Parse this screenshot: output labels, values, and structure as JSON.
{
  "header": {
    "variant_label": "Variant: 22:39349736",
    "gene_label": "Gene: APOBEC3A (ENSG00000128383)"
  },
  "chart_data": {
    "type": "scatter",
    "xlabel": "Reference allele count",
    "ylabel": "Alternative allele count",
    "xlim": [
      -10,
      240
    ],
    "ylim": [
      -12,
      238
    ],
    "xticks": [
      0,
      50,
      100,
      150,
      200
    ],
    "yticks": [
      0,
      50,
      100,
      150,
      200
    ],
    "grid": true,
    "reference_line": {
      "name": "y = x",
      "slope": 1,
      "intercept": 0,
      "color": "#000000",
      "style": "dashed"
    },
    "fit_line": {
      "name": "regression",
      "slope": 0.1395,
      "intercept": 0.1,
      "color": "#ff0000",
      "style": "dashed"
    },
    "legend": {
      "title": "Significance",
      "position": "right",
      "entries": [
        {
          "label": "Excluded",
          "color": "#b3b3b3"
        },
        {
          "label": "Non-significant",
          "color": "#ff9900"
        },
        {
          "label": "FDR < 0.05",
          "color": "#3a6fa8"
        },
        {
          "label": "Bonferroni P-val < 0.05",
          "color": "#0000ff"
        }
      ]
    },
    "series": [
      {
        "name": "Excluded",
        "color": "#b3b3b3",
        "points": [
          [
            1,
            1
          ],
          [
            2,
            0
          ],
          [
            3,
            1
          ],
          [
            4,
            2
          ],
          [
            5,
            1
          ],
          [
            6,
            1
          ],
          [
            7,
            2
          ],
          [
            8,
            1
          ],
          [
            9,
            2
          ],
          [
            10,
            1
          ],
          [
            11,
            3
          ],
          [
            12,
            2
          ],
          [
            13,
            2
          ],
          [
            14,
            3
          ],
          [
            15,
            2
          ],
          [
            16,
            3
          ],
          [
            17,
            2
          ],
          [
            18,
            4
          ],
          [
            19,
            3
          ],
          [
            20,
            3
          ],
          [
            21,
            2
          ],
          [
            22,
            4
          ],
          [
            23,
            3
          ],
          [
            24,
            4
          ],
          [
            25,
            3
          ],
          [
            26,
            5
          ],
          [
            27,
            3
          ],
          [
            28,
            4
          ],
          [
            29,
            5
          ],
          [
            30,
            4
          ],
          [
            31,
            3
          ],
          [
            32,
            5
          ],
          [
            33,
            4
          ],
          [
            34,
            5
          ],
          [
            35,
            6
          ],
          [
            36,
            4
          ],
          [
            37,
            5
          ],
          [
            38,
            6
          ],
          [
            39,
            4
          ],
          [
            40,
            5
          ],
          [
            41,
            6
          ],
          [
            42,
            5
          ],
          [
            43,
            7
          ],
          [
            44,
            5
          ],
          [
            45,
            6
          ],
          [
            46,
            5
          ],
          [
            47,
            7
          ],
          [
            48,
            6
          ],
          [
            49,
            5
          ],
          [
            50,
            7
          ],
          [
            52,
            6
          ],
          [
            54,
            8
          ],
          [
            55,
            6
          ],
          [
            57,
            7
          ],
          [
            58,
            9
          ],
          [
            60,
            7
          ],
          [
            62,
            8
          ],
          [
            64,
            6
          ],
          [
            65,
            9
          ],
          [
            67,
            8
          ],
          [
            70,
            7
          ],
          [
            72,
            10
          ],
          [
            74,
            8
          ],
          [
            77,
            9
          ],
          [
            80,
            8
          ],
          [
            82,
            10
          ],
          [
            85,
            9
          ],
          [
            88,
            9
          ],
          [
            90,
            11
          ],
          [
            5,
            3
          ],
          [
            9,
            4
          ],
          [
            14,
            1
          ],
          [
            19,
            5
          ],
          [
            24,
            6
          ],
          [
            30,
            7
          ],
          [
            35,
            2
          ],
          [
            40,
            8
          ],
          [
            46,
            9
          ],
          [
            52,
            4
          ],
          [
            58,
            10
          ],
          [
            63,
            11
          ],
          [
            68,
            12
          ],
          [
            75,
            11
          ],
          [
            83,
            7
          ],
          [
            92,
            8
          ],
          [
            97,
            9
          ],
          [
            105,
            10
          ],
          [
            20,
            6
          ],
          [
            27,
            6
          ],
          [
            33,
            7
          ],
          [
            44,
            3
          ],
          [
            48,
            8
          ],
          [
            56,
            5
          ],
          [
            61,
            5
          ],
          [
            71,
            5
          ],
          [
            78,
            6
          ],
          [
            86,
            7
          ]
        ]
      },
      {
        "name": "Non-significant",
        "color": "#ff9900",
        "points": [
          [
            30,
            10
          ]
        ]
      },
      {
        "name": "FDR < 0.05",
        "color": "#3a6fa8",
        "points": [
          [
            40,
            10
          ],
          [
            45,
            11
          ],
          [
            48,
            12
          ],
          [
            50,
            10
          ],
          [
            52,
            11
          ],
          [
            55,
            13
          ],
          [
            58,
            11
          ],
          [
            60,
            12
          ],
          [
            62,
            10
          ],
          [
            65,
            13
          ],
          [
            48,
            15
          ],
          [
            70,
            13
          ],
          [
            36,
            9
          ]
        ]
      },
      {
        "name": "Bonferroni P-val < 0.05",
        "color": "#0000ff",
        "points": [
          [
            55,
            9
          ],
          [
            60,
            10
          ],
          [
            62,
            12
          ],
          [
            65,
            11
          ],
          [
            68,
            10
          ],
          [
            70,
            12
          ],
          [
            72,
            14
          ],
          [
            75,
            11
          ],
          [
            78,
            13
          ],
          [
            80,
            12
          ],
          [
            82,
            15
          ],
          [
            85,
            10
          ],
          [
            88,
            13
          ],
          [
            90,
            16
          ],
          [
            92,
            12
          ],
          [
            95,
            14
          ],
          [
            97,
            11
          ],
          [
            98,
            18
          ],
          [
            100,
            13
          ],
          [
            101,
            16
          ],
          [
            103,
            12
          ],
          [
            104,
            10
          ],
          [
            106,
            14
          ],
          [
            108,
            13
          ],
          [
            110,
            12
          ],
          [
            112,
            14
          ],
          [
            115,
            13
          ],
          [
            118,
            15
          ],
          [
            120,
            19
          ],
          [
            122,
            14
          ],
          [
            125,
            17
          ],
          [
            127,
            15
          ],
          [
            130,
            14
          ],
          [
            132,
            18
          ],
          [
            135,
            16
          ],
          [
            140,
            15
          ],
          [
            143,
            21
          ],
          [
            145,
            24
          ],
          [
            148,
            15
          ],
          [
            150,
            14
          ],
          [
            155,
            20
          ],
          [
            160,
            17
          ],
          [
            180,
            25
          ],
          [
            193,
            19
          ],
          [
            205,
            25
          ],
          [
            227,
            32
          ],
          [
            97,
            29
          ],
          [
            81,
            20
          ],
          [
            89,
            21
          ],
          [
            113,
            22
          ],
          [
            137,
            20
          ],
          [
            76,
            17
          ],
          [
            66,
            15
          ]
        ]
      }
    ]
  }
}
------------------------------------------------------------
Brief: Retype every record above exactly as written.

Reply to the task:
Parse this screenshot: output labels, values, and structure as JSON.
{
  "header": {
    "variant_label": "Variant: 22:39349736",
    "gene_label": "Gene: APOBEC3A (ENSG00000128383)"
  },
  "chart_data": {
    "type": "scatter",
    "xlabel": "Reference allele count",
    "ylabel": "Alternative allele count",
    "xlim": [
      -10,
      240
    ],
    "ylim": [
      -12,
      238
    ],
    "xticks": [
      0,
      50,
      100,
      150,
      200
    ],
    "yticks": [
      0,
      50,
      100,
      150,
      200
    ],
    "grid": true,
    "reference_line": {
      "name": "y = x",
      "slope": 1,
      "intercept": 0,
      "color": "#000000",
      "style": "dashed"
    },
    "fit_line": {
      "name": "regression",
      "slope": 0.1395,
      "intercept": 0.1,
      "color": "#ff0000",
      "style": "dashed"
    },
    "legend": {
      "title": "Significance",
      "position": "right",
      "entries": [
        {
          "label": "Excluded",
          "color": "#b3b3b3"
        },
        {
          "label": "Non-significant",
          "color": "#ff9900"
        },
        {
          "label": "FDR < 0.05",
          "color": "#3a6fa8"
        },
        {
          "label": "Bonferroni P-val < 0.05",
          "color": "#0000ff"
        }
      ]
    },
    "series": [
      {
        "name": "Excluded",
        "color": "#b3b3b3",
        "points": [
          [
            1,
            1
          ],
          [
            2,
            0
          ],
          [
            3,
            1
          ],
          [
            4,
            2
          ],
          [
            5,
            1
          ],
          [
            6,
            1
          ],
          [
            7,
            2
          ],
          [
            8,
            1
          ],
          [
            9,
            2
          ],
          [
            10,
            1
          ],
          [
            11,
            3
          ],
          [
            12,
            2
          ],
          [
            13,
            2
          ],
          [
            14,
            3
          ],
          [
            15,
            2
          ],
          [
            16,
            3
          ],
          [
            17,
            2
          ],
          [
            18,
            4
          ],
          [
            19,
            3
          ],
          [
            20,
            3
          ],
          [
            21,
            2
          ],
          [
            22,
            4
          ],
          [
            23,
            3
          ],
          [
            24,
            4
          ],
          [
            25,
            3
          ],
          [
            26,
            5
          ],
          [
            27,
            3
          ],
          [
            28,
            4
          ],
          [
            29,
            5
          ],
          [
            30,
            4
          ],
          [
            31,
            3
          ],
          [
            32,
            5
          ],
          [
            33,
            4
          ],
          [
            34,
            5
          ],
          [
            35,
            6
          ],
          [
            36,
            4
          ],
          [
            37,
            5
          ],
          [
            38,
            6
          ],
          [
            39,
            4
          ],
          [
            40,
            5
          ],
          [
            41,
            6
          ],
          [
            42,
            5
          ],
          [
            43,
            7
          ],
          [
            44,
            5
          ],
          [
            45,
            6
          ],
          [
            46,
            5
          ],
          [
            47,
            7
          ],
          [
            48,
            6
          ],
          [
            49,
            5
          ],
          [
            50,
            7
          ],
          [
            52,
            6
          ],
          [
            54,
            8
          ],
          [
            55,
            6
          ],
          [
            57,
            7
          ],
          [
            58,
            9
          ],
          [
            60,
            7
          ],
          [
            62,
            8
          ],
          [
            64,
            6
          ],
          [
            65,
            9
          ],
          [
            67,
            8
          ],
          [
            70,
            7
          ],
          [
            72,
            10
          ],
          [
            74,
            8
          ],
          [
            77,
            9
          ],
          [
            80,
            8
          ],
          [
            82,
            10
          ],
          [
            85,
            9
          ],
          [
            88,
            9
          ],
          [
            90,
            11
          ],
          [
            5,
            3
          ],
          [
            9,
            4
          ],
          [
            14,
            1
          ],
          [
            19,
            5
          ],
          [
            24,
            6
          ],
          [
            30,
            7
          ],
          [
            35,
            2
          ],
          [
            40,
            8
          ],
          [
            46,
            9
          ],
          [
            52,
            4
          ],
          [
            58,
            10
          ],
          [
            63,
            11
          ],
          [
            68,
            12
          ],
          [
            75,
            11
          ],
          [
            83,
            7
          ],
          [
            92,
            8
          ],
          [
            97,
            9
          ],
          [
            105,
            10
          ],
          [
            20,
            6
          ],
          [
            27,
            6
          ],
          [
            33,
            7
          ],
          [
            44,
            3
          ],
          [
            48,
            8
          ],
          [
            56,
            5
          ],
          [
            61,
            5
          ],
          [
            71,
            5
          ],
          [
            78,
            6
          ],
          [
            86,
            7
          ]
        ]
      },
      {
        "name": "Non-significant",
        "color": "#ff9900",
        "points": [
          [
            30,
            10
          ]
        ]
      },
      {
        "name": "FDR < 0.05",
        "color": "#3a6fa8",
        "points": [
          [
            40,
            10
          ],
          [
            45,
            11
          ],
          [
            48,
            12
          ],
          [
            50,
            10
          ],
          [
            52,
            11
          ],
          [
            55,
            13
          ],
          [
            58,
            11
          ],
          [
            60,
            12
          ],
          [
            62,
            10
          ],
          [
            65,
            13
          ],
          [
            48,
            15
          ],
          [
            70,
            13
          ],
          [
            36,
            9
          ]
        ]
      },
      {
        "name": "Bonferroni P-val < 0.05",
        "color": "#0000ff",
        "points": [
          [
            55,
            9
          ],
          [
            60,
            10
          ],
          [
            62,
            12
          ],
          [
            65,
            11
          ],
          [
            68,
            10
          ],
          [
            70,
            12
          ],
          [
            72,
            14
          ],
          [
            75,
            11
          ],
          [
            78,
            13
          ],
          [
            80,
            12
          ],
          [
            82,
            15
          ],
          [
            85,
            10
          ],
          [
            88,
            13
          ],
          [
            90,
            16
          ],
          [
            92,
            12
          ],
          [
            95,
            14
          ],
          [
            97,
            11
          ],
          [
            98,
            18
          ],
          [
            100,
            13
          ],
          [
            101,
            16
          ],
          [
            103,
            12
          ],
          [
            104,
            10
          ],
          [
            106,
            14
          ],
          [
            108,
            13
          ],
          [
            110,
            12
          ],
          [
            112,
            14
          ],
          [
            115,
            13
          ],
          [
            118,
            15
          ],
          [
            120,
            19
          ],
          [
            122,
            14
          ],
          [
            125,
            17
          ],
          [
            127,
            15
          ],
          [
            130,
            14
          ],
          [
            132,
            18
          ],
          [
            135,
            16
          ],
          [
            140,
            15
          ],
          [
            143,
            21
          ],
          [
            145,
            24
          ],
          [
            148,
            15
          ],
          [
            150,
            14
          ],
          [
            155,
            20
          ],
          [
            160,
            17
          ],
          [
            180,
            25
          ],
          [
            193,
            19
          ],
          [
            205,
            25
          ],
          [
            227,
            32
          ],
          [
            97,
            29
          ],
          [
            81,
            20
          ],
          [
            89,
            21
          ],
          [
            113,
            22
          ],
          [
            137,
            20
          ],
          [
            76,
            17
          ],
          [
            66,
            15
          ]
        ]
      }
    ]
  }
}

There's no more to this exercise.